Item position entries
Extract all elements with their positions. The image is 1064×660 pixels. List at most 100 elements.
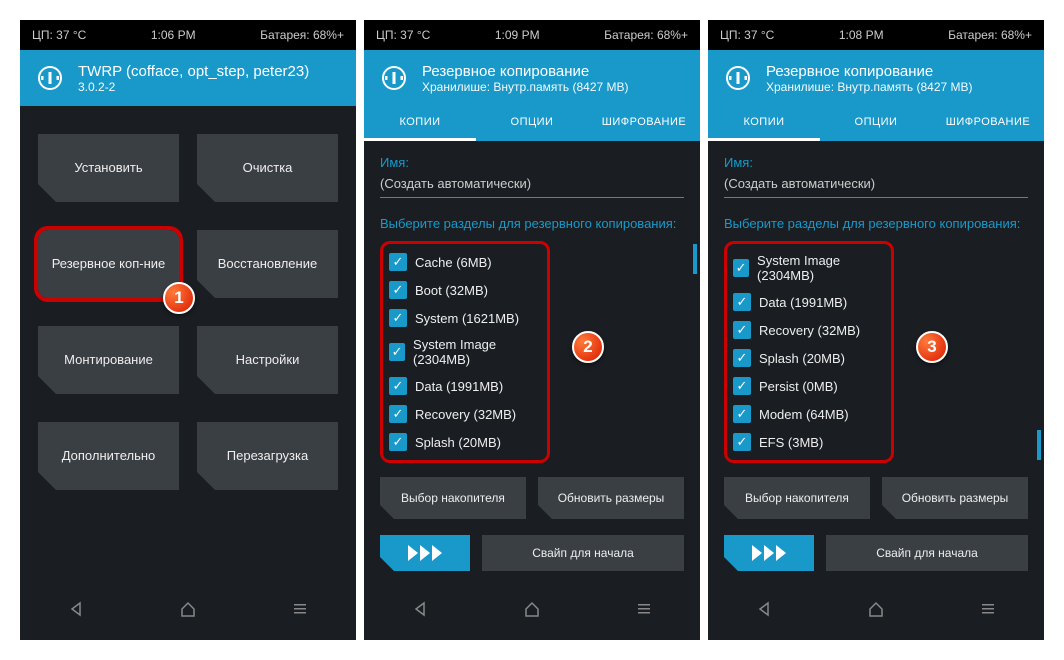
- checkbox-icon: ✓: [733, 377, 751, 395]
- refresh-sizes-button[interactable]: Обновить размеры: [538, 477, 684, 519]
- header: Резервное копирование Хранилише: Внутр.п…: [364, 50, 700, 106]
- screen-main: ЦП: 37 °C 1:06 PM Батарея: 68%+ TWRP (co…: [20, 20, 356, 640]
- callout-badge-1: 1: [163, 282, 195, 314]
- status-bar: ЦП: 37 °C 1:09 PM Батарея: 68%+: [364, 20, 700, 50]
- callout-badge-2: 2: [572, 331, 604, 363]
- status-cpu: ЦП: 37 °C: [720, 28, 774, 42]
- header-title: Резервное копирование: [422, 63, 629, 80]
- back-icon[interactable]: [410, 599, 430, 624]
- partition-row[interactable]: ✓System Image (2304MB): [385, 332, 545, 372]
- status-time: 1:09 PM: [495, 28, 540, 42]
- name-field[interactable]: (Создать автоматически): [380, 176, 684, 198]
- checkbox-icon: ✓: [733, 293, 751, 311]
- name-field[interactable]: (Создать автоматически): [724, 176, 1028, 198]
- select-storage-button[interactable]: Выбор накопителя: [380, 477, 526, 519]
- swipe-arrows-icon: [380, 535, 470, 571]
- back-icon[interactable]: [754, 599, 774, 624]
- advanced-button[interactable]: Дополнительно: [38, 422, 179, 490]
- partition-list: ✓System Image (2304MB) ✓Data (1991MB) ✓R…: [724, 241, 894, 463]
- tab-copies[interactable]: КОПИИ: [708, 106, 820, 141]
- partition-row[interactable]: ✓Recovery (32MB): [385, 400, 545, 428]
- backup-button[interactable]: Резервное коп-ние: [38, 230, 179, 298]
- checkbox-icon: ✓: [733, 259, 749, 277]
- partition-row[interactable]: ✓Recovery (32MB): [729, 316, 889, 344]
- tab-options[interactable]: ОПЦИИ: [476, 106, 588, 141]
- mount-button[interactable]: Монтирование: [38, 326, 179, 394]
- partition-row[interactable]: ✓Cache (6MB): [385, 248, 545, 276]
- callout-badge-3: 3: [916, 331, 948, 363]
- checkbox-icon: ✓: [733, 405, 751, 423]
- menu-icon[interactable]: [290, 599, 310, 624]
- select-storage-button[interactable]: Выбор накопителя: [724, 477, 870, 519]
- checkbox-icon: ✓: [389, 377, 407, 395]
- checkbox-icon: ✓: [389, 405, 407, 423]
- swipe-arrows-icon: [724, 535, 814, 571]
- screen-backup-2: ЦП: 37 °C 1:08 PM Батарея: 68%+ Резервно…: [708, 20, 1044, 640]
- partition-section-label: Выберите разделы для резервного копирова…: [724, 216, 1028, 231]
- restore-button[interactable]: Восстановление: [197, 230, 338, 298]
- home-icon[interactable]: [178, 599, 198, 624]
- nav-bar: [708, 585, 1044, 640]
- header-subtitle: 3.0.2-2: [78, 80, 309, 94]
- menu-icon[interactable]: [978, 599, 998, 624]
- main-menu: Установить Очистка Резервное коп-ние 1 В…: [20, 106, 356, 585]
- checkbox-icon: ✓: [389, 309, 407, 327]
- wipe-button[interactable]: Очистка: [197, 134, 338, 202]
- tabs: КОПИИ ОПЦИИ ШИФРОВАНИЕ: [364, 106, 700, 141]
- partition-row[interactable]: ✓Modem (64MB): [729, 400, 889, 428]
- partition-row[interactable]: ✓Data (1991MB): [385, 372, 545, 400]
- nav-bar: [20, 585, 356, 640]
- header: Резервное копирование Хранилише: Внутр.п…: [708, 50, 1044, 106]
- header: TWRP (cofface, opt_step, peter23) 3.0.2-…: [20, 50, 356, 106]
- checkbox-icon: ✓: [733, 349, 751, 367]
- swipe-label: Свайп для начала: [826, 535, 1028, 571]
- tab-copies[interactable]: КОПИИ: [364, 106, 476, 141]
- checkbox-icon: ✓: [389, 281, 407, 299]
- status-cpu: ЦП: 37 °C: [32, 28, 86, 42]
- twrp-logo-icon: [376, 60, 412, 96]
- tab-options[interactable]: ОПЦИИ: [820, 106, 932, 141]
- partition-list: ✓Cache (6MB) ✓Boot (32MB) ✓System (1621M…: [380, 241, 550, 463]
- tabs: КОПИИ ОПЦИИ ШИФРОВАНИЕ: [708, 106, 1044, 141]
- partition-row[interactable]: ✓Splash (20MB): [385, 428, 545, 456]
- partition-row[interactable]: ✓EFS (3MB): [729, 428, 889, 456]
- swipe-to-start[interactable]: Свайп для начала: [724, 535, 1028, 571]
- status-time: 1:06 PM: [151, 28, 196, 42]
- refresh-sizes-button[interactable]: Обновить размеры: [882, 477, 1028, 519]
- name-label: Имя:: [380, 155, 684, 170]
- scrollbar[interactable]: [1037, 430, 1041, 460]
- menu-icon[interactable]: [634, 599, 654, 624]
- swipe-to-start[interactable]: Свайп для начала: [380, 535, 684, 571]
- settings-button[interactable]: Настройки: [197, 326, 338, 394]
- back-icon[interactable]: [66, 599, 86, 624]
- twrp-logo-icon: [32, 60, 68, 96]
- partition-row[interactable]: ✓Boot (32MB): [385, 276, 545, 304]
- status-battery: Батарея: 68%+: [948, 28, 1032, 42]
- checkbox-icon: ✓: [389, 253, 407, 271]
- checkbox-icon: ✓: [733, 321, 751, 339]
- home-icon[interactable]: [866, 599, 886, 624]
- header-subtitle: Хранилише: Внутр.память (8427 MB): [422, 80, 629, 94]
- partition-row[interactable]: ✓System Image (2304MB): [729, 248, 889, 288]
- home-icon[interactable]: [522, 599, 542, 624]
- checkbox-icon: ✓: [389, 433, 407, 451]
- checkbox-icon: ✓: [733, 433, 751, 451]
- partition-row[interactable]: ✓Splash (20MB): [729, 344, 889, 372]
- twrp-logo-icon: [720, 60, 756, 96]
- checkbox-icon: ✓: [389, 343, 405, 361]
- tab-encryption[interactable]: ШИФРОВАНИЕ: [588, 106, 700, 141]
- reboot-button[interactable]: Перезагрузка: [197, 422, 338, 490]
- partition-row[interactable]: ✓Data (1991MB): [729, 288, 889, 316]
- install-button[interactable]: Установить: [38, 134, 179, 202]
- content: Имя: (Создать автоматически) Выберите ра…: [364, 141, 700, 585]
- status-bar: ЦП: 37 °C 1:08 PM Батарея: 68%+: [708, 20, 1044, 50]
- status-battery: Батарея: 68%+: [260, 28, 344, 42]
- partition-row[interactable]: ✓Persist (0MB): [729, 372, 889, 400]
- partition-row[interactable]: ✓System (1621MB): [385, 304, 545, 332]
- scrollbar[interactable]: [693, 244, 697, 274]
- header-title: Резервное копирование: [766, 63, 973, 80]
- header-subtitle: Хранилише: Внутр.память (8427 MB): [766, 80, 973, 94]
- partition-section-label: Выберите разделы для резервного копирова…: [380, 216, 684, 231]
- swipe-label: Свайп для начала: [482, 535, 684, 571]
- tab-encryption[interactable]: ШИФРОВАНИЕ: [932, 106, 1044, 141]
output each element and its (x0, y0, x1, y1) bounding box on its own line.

▸ **What the task asks**
Write out the whole listing again, switching every "partition-row" to "partition-item" and keeping all other text unchanged. Leave out the pictures.

▸ **Output for this task**
Extract all elements with their positions. The image is 1064×660 pixels. List at most 100 elements.
- checkbox-icon: ✓: [733, 377, 751, 395]
- refresh-sizes-button[interactable]: Обновить размеры: [538, 477, 684, 519]
- header: Резервное копирование Хранилише: Внутр.п…: [364, 50, 700, 106]
- screen-main: ЦП: 37 °C 1:06 PM Батарея: 68%+ TWRP (co…: [20, 20, 356, 640]
- callout-badge-1: 1: [163, 282, 195, 314]
- status-bar: ЦП: 37 °C 1:09 PM Батарея: 68%+: [364, 20, 700, 50]
- callout-badge-2: 2: [572, 331, 604, 363]
- status-cpu: ЦП: 37 °C: [720, 28, 774, 42]
- header-title: Резервное копирование: [422, 63, 629, 80]
- back-icon[interactable]: [410, 599, 430, 624]
- partition-item[interactable]: ✓System Image (2304MB): [385, 332, 545, 372]
- status-time: 1:09 PM: [495, 28, 540, 42]
- name-field[interactable]: (Создать автоматически): [380, 176, 684, 198]
- checkbox-icon: ✓: [733, 293, 751, 311]
- name-field[interactable]: (Создать автоматически): [724, 176, 1028, 198]
- select-storage-button[interactable]: Выбор накопителя: [380, 477, 526, 519]
- swipe-arrows-icon: [380, 535, 470, 571]
- back-icon[interactable]: [754, 599, 774, 624]
- advanced-button[interactable]: Дополнительно: [38, 422, 179, 490]
- partition-list: ✓System Image (2304MB) ✓Data (1991MB) ✓R…: [724, 241, 894, 463]
- tab-copies[interactable]: КОПИИ: [708, 106, 820, 141]
- partition-item[interactable]: ✓Recovery (32MB): [385, 400, 545, 428]
- backup-button[interactable]: Резервное коп-ние: [38, 230, 179, 298]
- checkbox-icon: ✓: [733, 259, 749, 277]
- partition-item[interactable]: ✓Recovery (32MB): [729, 316, 889, 344]
- tab-options[interactable]: ОПЦИИ: [476, 106, 588, 141]
- mount-button[interactable]: Монтирование: [38, 326, 179, 394]
- partition-item[interactable]: ✓Cache (6MB): [385, 248, 545, 276]
- callout-badge-3: 3: [916, 331, 948, 363]
- checkbox-icon: ✓: [733, 405, 751, 423]
- menu-icon[interactable]: [290, 599, 310, 624]
- select-storage-button[interactable]: Выбор накопителя: [724, 477, 870, 519]
- checkbox-icon: ✓: [389, 377, 407, 395]
- checkbox-icon: ✓: [389, 405, 407, 423]
- swipe-arrows-icon: [724, 535, 814, 571]
- screen-backup-2: ЦП: 37 °C 1:08 PM Батарея: 68%+ Резервно…: [708, 20, 1044, 640]
- partition-section-label: Выберите разделы для резервного копирова…: [724, 216, 1028, 231]
- restore-button[interactable]: Восстановление: [197, 230, 338, 298]
- home-icon[interactable]: [178, 599, 198, 624]
- nav-bar: [708, 585, 1044, 640]
- header-subtitle: 3.0.2-2: [78, 80, 309, 94]
- menu-icon[interactable]: [978, 599, 998, 624]
- main-menu: Установить Очистка Резервное коп-ние 1 В…: [20, 106, 356, 585]
- checkbox-icon: ✓: [389, 309, 407, 327]
- wipe-button[interactable]: Очистка: [197, 134, 338, 202]
- tabs: КОПИИ ОПЦИИ ШИФРОВАНИЕ: [364, 106, 700, 141]
- partition-item[interactable]: ✓Modem (64MB): [729, 400, 889, 428]
- partition-item[interactable]: ✓Data (1991MB): [385, 372, 545, 400]
- nav-bar: [20, 585, 356, 640]
- header: Резервное копирование Хранилише: Внутр.п…: [708, 50, 1044, 106]
- header: TWRP (cofface, opt_step, peter23) 3.0.2-…: [20, 50, 356, 106]
- checkbox-icon: ✓: [733, 349, 751, 367]
- swipe-label: Свайп для начала: [826, 535, 1028, 571]
- tab-copies[interactable]: КОПИИ: [364, 106, 476, 141]
- checkbox-icon: ✓: [389, 281, 407, 299]
- status-cpu: ЦП: 37 °C: [32, 28, 86, 42]
- twrp-logo-icon: [376, 60, 412, 96]
- tab-options[interactable]: ОПЦИИ: [820, 106, 932, 141]
- partition-list: ✓Cache (6MB) ✓Boot (32MB) ✓System (1621M…: [380, 241, 550, 463]
- tabs: КОПИИ ОПЦИИ ШИФРОВАНИЕ: [708, 106, 1044, 141]
- partition-item[interactable]: ✓Splash (20MB): [385, 428, 545, 456]
- partition-item[interactable]: ✓EFS (3MB): [729, 428, 889, 456]
- swipe-to-start[interactable]: Свайп для начала: [724, 535, 1028, 571]
- status-time: 1:06 PM: [151, 28, 196, 42]
- refresh-sizes-button[interactable]: Обновить размеры: [882, 477, 1028, 519]
- name-label: Имя:: [380, 155, 684, 170]
- scrollbar[interactable]: [1037, 430, 1041, 460]
- menu-icon[interactable]: [634, 599, 654, 624]
- swipe-to-start[interactable]: Свайп для начала: [380, 535, 684, 571]
- settings-button[interactable]: Настройки: [197, 326, 338, 394]
- back-icon[interactable]: [66, 599, 86, 624]
- twrp-logo-icon: [32, 60, 68, 96]
- partition-item[interactable]: ✓Boot (32MB): [385, 276, 545, 304]
- status-battery: Батарея: 68%+: [948, 28, 1032, 42]
- checkbox-icon: ✓: [389, 253, 407, 271]
- checkbox-icon: ✓: [733, 321, 751, 339]
- home-icon[interactable]: [866, 599, 886, 624]
- header-subtitle: Хранилише: Внутр.память (8427 MB): [422, 80, 629, 94]
- partition-item[interactable]: ✓System Image (2304MB): [729, 248, 889, 288]
- home-icon[interactable]: [522, 599, 542, 624]
- checkbox-icon: ✓: [389, 433, 407, 451]
- checkbox-icon: ✓: [733, 433, 751, 451]
- partition-item[interactable]: ✓Splash (20MB): [729, 344, 889, 372]
- twrp-logo-icon: [720, 60, 756, 96]
- checkbox-icon: ✓: [389, 343, 405, 361]
- tab-encryption[interactable]: ШИФРОВАНИЕ: [588, 106, 700, 141]
- reboot-button[interactable]: Перезагрузка: [197, 422, 338, 490]
- partition-item[interactable]: ✓Data (1991MB): [729, 288, 889, 316]
- install-button[interactable]: Установить: [38, 134, 179, 202]
- content: Имя: (Создать автоматически) Выберите ра…: [364, 141, 700, 585]
- status-bar: ЦП: 37 °C 1:08 PM Батарея: 68%+: [708, 20, 1044, 50]
- status-battery: Батарея: 68%+: [260, 28, 344, 42]
- partition-item[interactable]: ✓Persist (0MB): [729, 372, 889, 400]
- partition-item[interactable]: ✓System (1621MB): [385, 304, 545, 332]
- scrollbar[interactable]: [693, 244, 697, 274]
- header-title: Резервное копирование: [766, 63, 973, 80]
- header-subtitle: Хранилише: Внутр.память (8427 MB): [766, 80, 973, 94]
- partition-section-label: Выберите разделы для резервного копирова…: [380, 216, 684, 231]
- swipe-label: Свайп для начала: [482, 535, 684, 571]
- tab-encryption[interactable]: ШИФРОВАНИЕ: [932, 106, 1044, 141]
output each element and its (x0, y0, x1, y1) bounding box on its own line.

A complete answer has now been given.